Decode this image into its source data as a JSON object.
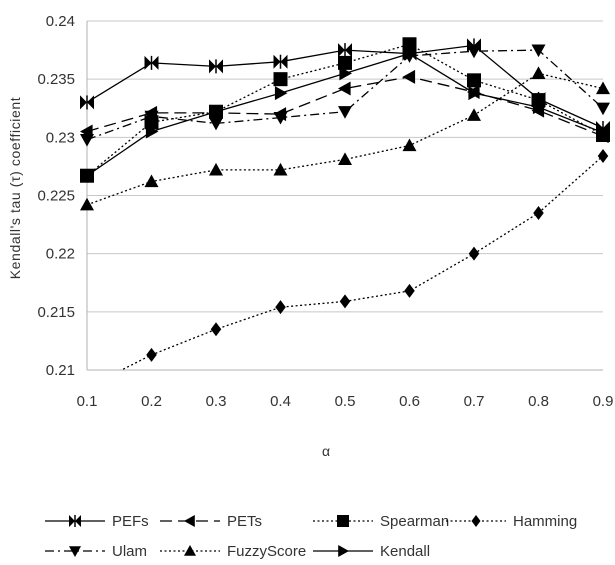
{
  "chart_data": {
    "type": "line",
    "title": "",
    "xlabel": "α",
    "ylabel": "Kendall's tau (τ) coefficient",
    "x": [
      0.1,
      0.2,
      0.3,
      0.4,
      0.5,
      0.6,
      0.7,
      0.8,
      0.9
    ],
    "x_tick_labels": [
      "0.1",
      "0.2",
      "0.3",
      "0.4",
      "0.5",
      "0.6",
      "0.7",
      "0.8",
      "0.9"
    ],
    "y_tick_labels": [
      "0.21",
      "0.215",
      "0.22",
      "0.225",
      "0.23",
      "0.235",
      "0.24"
    ],
    "ylim": [
      0.21,
      0.24
    ],
    "grid": "horizontal",
    "legend_position": "bottom",
    "series": [
      {
        "name": "PEFs",
        "marker": "bowtie",
        "dash": "solid",
        "values": [
          0.233,
          0.2364,
          0.2361,
          0.2365,
          0.2375,
          0.2372,
          0.2379,
          0.2333,
          0.2308
        ]
      },
      {
        "name": "PETs",
        "marker": "triangle-left",
        "dash": "long-dash",
        "values": [
          0.2305,
          0.2321,
          0.2321,
          0.232,
          0.2342,
          0.2352,
          0.2339,
          0.2323,
          0.2301
        ]
      },
      {
        "name": "Spearman",
        "marker": "square",
        "dash": "dotted",
        "values": [
          0.2267,
          0.2313,
          0.2322,
          0.235,
          0.2364,
          0.238,
          0.2349,
          0.2332,
          0.2302
        ]
      },
      {
        "name": "Hamming",
        "marker": "diamond",
        "dash": "dotted",
        "values": [
          0.2085,
          0.2113,
          0.2135,
          0.2154,
          0.2159,
          0.2168,
          0.22,
          0.2235,
          0.2284
        ]
      },
      {
        "name": "Ulam",
        "marker": "triangle-down",
        "dash": "dash-dot",
        "values": [
          0.2298,
          0.2318,
          0.2312,
          0.2317,
          0.2322,
          0.237,
          0.2374,
          0.2375,
          0.2325
        ]
      },
      {
        "name": "FuzzyScore",
        "marker": "triangle-up",
        "dash": "dotted",
        "values": [
          0.2242,
          0.2262,
          0.2272,
          0.2272,
          0.2281,
          0.2293,
          0.2319,
          0.2355,
          0.2342
        ]
      },
      {
        "name": "Kendall",
        "marker": "triangle-right",
        "dash": "solid",
        "values": [
          0.2267,
          0.2305,
          0.2322,
          0.2338,
          0.2355,
          0.2372,
          0.2338,
          0.2326,
          0.2304
        ]
      }
    ]
  }
}
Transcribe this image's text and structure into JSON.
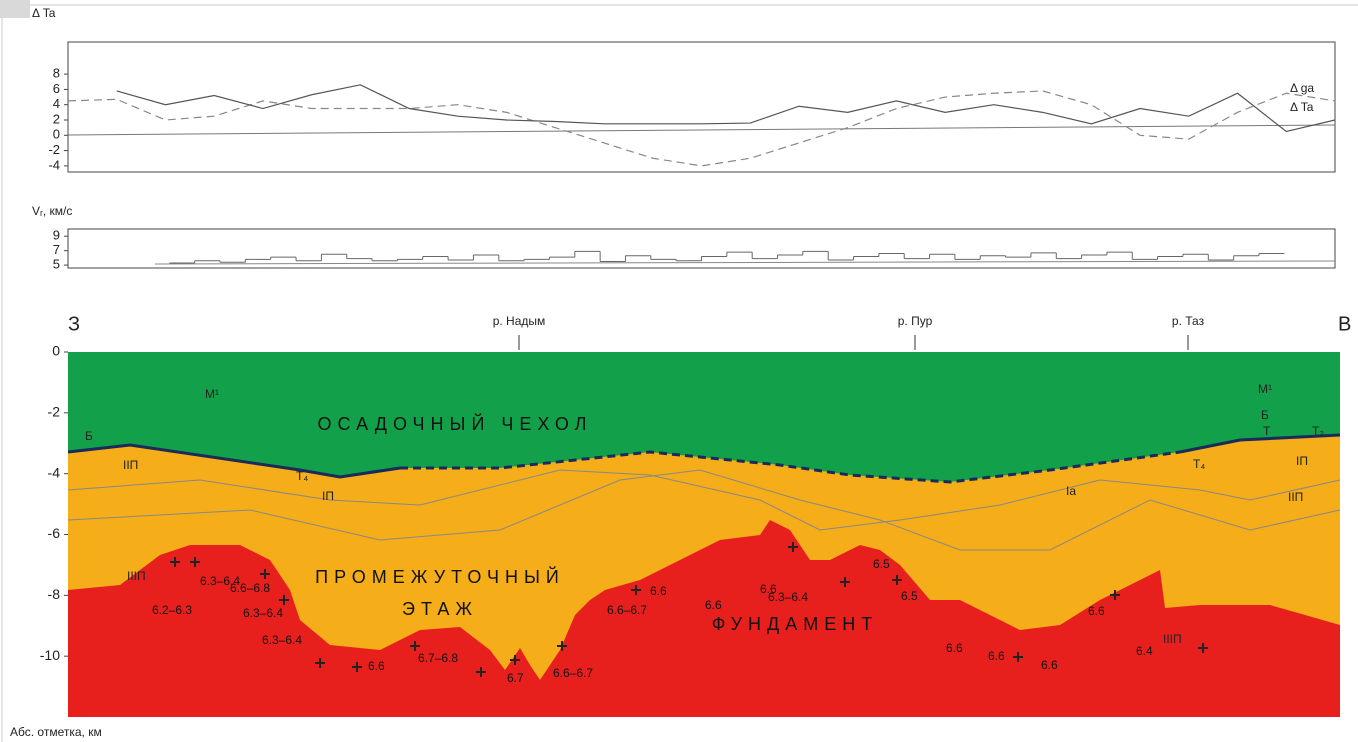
{
  "chart_data": [
    {
      "type": "line",
      "y_label": "Δ Ta",
      "ylim": [
        -4.8,
        12.2
      ],
      "yticks": [
        -4,
        -2,
        0,
        2,
        4,
        6,
        8
      ],
      "series": [
        {
          "name": "Δ ga",
          "color": "#888888",
          "dashed": true,
          "values": [
            4.5,
            4.7,
            2,
            2.5,
            4.5,
            3.5,
            3.5,
            3.5,
            4,
            3,
            1,
            -1,
            -3,
            -4,
            -3,
            -1,
            1,
            3.5,
            5,
            5.5,
            5.8,
            4,
            0,
            -0.5,
            3,
            5.5,
            4.5
          ]
        },
        {
          "name": "Δ Ta",
          "color": "#555555",
          "dashed": false,
          "values": [
            null,
            5.8,
            4,
            5.2,
            3.5,
            5.3,
            6.6,
            3.5,
            2.5,
            2,
            1.8,
            1.5,
            1.5,
            1.5,
            1.6,
            3.8,
            3,
            4.5,
            3,
            4,
            3,
            1.5,
            3.5,
            2.5,
            5.5,
            0.5,
            2
          ]
        }
      ]
    },
    {
      "type": "step",
      "y_label": "Vᵣ, км/с",
      "ylim": [
        4.6,
        10
      ],
      "yticks": [
        5,
        7,
        9
      ],
      "color": "#666666",
      "values": [
        null,
        null,
        null,
        null,
        5.3,
        5.6,
        5.4,
        5.8,
        6.1,
        5.6,
        6.5,
        5.9,
        5.6,
        5.8,
        6.2,
        5.7,
        6.4,
        5.6,
        5.8,
        6.1,
        6.9,
        5.5,
        6.3,
        5.8,
        5.6,
        6.2,
        6.8,
        5.9,
        6.4,
        6.9,
        5.7,
        6.2,
        6.6,
        5.9,
        6.5,
        5.8,
        6.3,
        6.1,
        6.7,
        5.9,
        6.4,
        6.8,
        5.8,
        6.2,
        6.5,
        5.7,
        6.3,
        6.6,
        null,
        null
      ]
    },
    {
      "type": "section",
      "y_label": "Абс. отметка, км",
      "ylim": [
        -12,
        0
      ],
      "yticks": [
        0,
        -2,
        -4,
        -6,
        -8,
        -10
      ],
      "annotations": [
        "З",
        "В",
        "р. Надым",
        "р. Пур",
        "р. Таз",
        "ОСАДОЧНЫЙ ЧЕХОЛ",
        "ПРОМЕЖУТОЧНЫЙ",
        "ЭТАЖ",
        "ФУНДАМЕНТ",
        "М¹",
        "М¹",
        "Б",
        "Б",
        "Т",
        "Т₂",
        "IIП",
        "Т₄",
        "IП",
        "Ia",
        "Т₄",
        "IП",
        "IIП",
        "IIIП",
        "6.3–6.4",
        "6.2–6.3",
        "6.6–6.8",
        "6.3–6.4",
        "6.3–6.4",
        "6.6",
        "6.7–6.8",
        "6.7",
        "6.6–6.7",
        "6.6",
        "6.6–6.7",
        "6.6",
        "6.6",
        "6.3–6.4",
        "6.5",
        "6.5",
        "6.6",
        "6.6",
        "6.6",
        "6.6",
        "6.4",
        "IIIП"
      ]
    }
  ]
}
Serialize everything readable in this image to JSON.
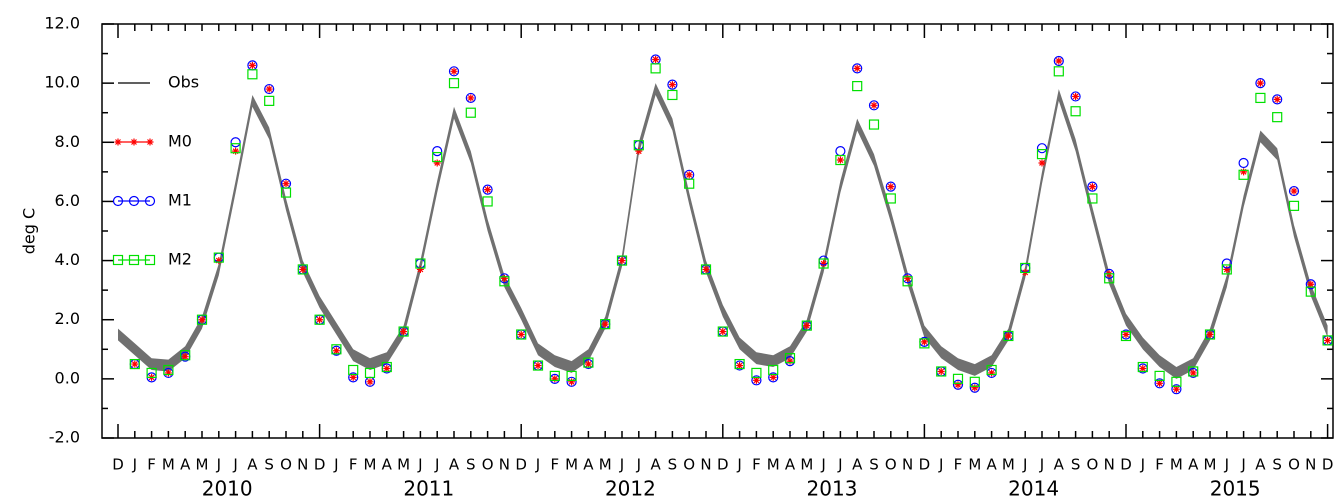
{
  "chart_data": {
    "type": "line",
    "y_label": "deg C",
    "categories": [
      "D",
      "J",
      "F",
      "M",
      "A",
      "M",
      "J",
      "J",
      "A",
      "S",
      "O",
      "N",
      "D",
      "J",
      "F",
      "M",
      "A",
      "M",
      "J",
      "J",
      "A",
      "S",
      "O",
      "N",
      "D",
      "J",
      "F",
      "M",
      "A",
      "M",
      "J",
      "J",
      "A",
      "S",
      "O",
      "N",
      "D",
      "J",
      "F",
      "M",
      "A",
      "M",
      "J",
      "J",
      "A",
      "S",
      "O",
      "N",
      "D",
      "J",
      "F",
      "M",
      "A",
      "M",
      "J",
      "J",
      "A",
      "S",
      "O",
      "N",
      "D",
      "J",
      "F",
      "M",
      "A",
      "M",
      "J",
      "J",
      "A",
      "S",
      "O",
      "N",
      "D"
    ],
    "year_labels": [
      "2010",
      "2011",
      "2012",
      "2013",
      "2014",
      "2015"
    ],
    "ylim": [
      -2,
      12
    ],
    "yticks": [
      {
        "value": -2,
        "label": "-2.0"
      },
      {
        "value": 0,
        "label": "0.0"
      },
      {
        "value": 2,
        "label": "2.0"
      },
      {
        "value": 4,
        "label": "4.0"
      },
      {
        "value": 6,
        "label": "6.0"
      },
      {
        "value": 8,
        "label": "8.0"
      },
      {
        "value": 10,
        "label": "10.0"
      },
      {
        "value": 12,
        "label": "12.0"
      }
    ],
    "yticks_minor": [
      -1,
      1,
      3,
      5,
      7,
      9,
      11
    ],
    "legend": "upper left",
    "series": [
      {
        "name": "Obs",
        "color": "#000000",
        "band_color": "#707070",
        "marker": "none",
        "values": [
          1.5,
          1.0,
          0.5,
          0.45,
          0.9,
          1.9,
          3.7,
          6.5,
          9.4,
          8.3,
          5.9,
          3.8,
          2.6,
          1.7,
          0.8,
          0.5,
          0.7,
          1.6,
          3.8,
          6.5,
          9.0,
          7.5,
          5.2,
          3.3,
          2.2,
          1.0,
          0.6,
          0.4,
          0.8,
          1.9,
          4.0,
          7.8,
          9.8,
          8.6,
          6.1,
          3.8,
          2.3,
          1.2,
          0.7,
          0.6,
          0.9,
          1.8,
          3.8,
          6.5,
          8.6,
          7.4,
          5.5,
          3.4,
          1.6,
          0.9,
          0.5,
          0.3,
          0.6,
          1.5,
          3.6,
          6.8,
          9.6,
          7.9,
          5.6,
          3.4,
          2.0,
          1.2,
          0.6,
          0.2,
          0.5,
          1.5,
          3.3,
          6.0,
          8.2,
          7.6,
          5.0,
          3.0,
          1.6
        ],
        "lower": [
          1.3,
          0.8,
          0.3,
          0.25,
          0.7,
          1.7,
          3.5,
          6.3,
          9.2,
          8.1,
          5.7,
          3.6,
          2.4,
          1.5,
          0.6,
          0.3,
          0.5,
          1.4,
          3.6,
          6.3,
          8.8,
          7.3,
          5.0,
          3.1,
          2.0,
          0.8,
          0.4,
          0.2,
          0.6,
          1.7,
          3.8,
          7.6,
          9.6,
          8.4,
          5.9,
          3.6,
          2.1,
          1.0,
          0.5,
          0.4,
          0.7,
          1.6,
          3.6,
          6.3,
          8.4,
          7.2,
          5.3,
          3.2,
          1.4,
          0.7,
          0.3,
          0.1,
          0.4,
          1.3,
          3.4,
          6.6,
          9.4,
          7.7,
          5.4,
          3.2,
          1.8,
          1.0,
          0.4,
          0.0,
          0.3,
          1.3,
          3.1,
          5.8,
          8.0,
          7.4,
          4.8,
          2.8,
          1.4
        ],
        "upper": [
          1.7,
          1.2,
          0.7,
          0.65,
          1.1,
          2.1,
          3.9,
          6.7,
          9.6,
          8.5,
          6.1,
          4.0,
          2.8,
          1.9,
          1.0,
          0.7,
          0.9,
          1.8,
          4.0,
          6.7,
          9.2,
          7.7,
          5.4,
          3.5,
          2.4,
          1.2,
          0.8,
          0.6,
          1.0,
          2.1,
          4.2,
          8.0,
          10.0,
          8.8,
          6.3,
          4.0,
          2.5,
          1.4,
          0.9,
          0.8,
          1.1,
          2.0,
          4.0,
          6.7,
          8.8,
          7.6,
          5.7,
          3.6,
          1.8,
          1.1,
          0.7,
          0.5,
          0.8,
          1.7,
          3.8,
          7.0,
          9.8,
          8.1,
          5.8,
          3.6,
          2.2,
          1.4,
          0.8,
          0.4,
          0.7,
          1.7,
          3.5,
          6.2,
          8.4,
          7.8,
          5.2,
          3.2,
          1.8
        ]
      },
      {
        "name": "M0",
        "color": "#ff0000",
        "marker": "star",
        "values": [
          null,
          0.5,
          0.05,
          0.2,
          0.75,
          2.0,
          4.0,
          7.7,
          10.6,
          9.8,
          6.6,
          3.7,
          2.0,
          0.95,
          0.05,
          -0.1,
          0.35,
          1.6,
          3.7,
          7.3,
          10.4,
          9.5,
          6.4,
          3.4,
          1.5,
          0.45,
          0.0,
          -0.1,
          0.5,
          1.85,
          4.0,
          7.7,
          10.8,
          9.95,
          6.9,
          3.7,
          1.6,
          0.45,
          -0.05,
          0.05,
          0.6,
          1.8,
          3.9,
          7.4,
          10.5,
          9.25,
          6.5,
          3.4,
          1.25,
          0.25,
          -0.2,
          -0.3,
          0.2,
          1.45,
          3.6,
          7.3,
          10.75,
          9.55,
          6.5,
          3.55,
          1.5,
          0.35,
          -0.15,
          -0.35,
          0.2,
          1.5,
          3.7,
          7.0,
          10.0,
          9.45,
          6.35,
          3.2,
          1.3
        ]
      },
      {
        "name": "M1",
        "color": "#0000ff",
        "marker": "circle",
        "values": [
          null,
          0.5,
          0.05,
          0.2,
          0.75,
          2.0,
          4.1,
          8.0,
          10.6,
          9.8,
          6.6,
          3.7,
          2.0,
          0.95,
          0.05,
          -0.1,
          0.35,
          1.6,
          3.9,
          7.7,
          10.4,
          9.5,
          6.4,
          3.4,
          1.5,
          0.45,
          0.0,
          -0.1,
          0.5,
          1.85,
          4.0,
          7.9,
          10.8,
          9.95,
          6.9,
          3.7,
          1.6,
          0.45,
          -0.05,
          0.05,
          0.6,
          1.8,
          4.0,
          7.7,
          10.5,
          9.25,
          6.5,
          3.4,
          1.25,
          0.25,
          -0.2,
          -0.3,
          0.2,
          1.45,
          3.75,
          7.8,
          10.75,
          9.55,
          6.5,
          3.55,
          1.5,
          0.35,
          -0.15,
          -0.35,
          0.2,
          1.5,
          3.9,
          7.3,
          10.0,
          9.45,
          6.35,
          3.2,
          1.3
        ]
      },
      {
        "name": "M2",
        "color": "#00e000",
        "marker": "square",
        "values": [
          null,
          0.5,
          0.2,
          0.3,
          0.8,
          2.0,
          4.1,
          7.8,
          10.3,
          9.4,
          6.3,
          3.7,
          2.0,
          1.0,
          0.3,
          0.2,
          0.4,
          1.6,
          3.9,
          7.5,
          10.0,
          9.0,
          6.0,
          3.3,
          1.5,
          0.45,
          0.1,
          0.1,
          0.55,
          1.85,
          4.0,
          7.9,
          10.5,
          9.6,
          6.6,
          3.7,
          1.6,
          0.5,
          0.2,
          0.3,
          0.7,
          1.8,
          3.9,
          7.4,
          9.9,
          8.6,
          6.1,
          3.3,
          1.2,
          0.25,
          0.0,
          -0.1,
          0.3,
          1.45,
          3.75,
          7.6,
          10.4,
          9.05,
          6.1,
          3.4,
          1.45,
          0.4,
          0.1,
          -0.1,
          0.25,
          1.5,
          3.7,
          6.9,
          9.5,
          8.85,
          5.85,
          2.95,
          1.3
        ]
      }
    ]
  }
}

> Given problem: From the data above, copy each line that holds "into".

> Answer to the problem:
Decode this image into its source data as a JSON object.
Transcribe this image's text and structure into JSON.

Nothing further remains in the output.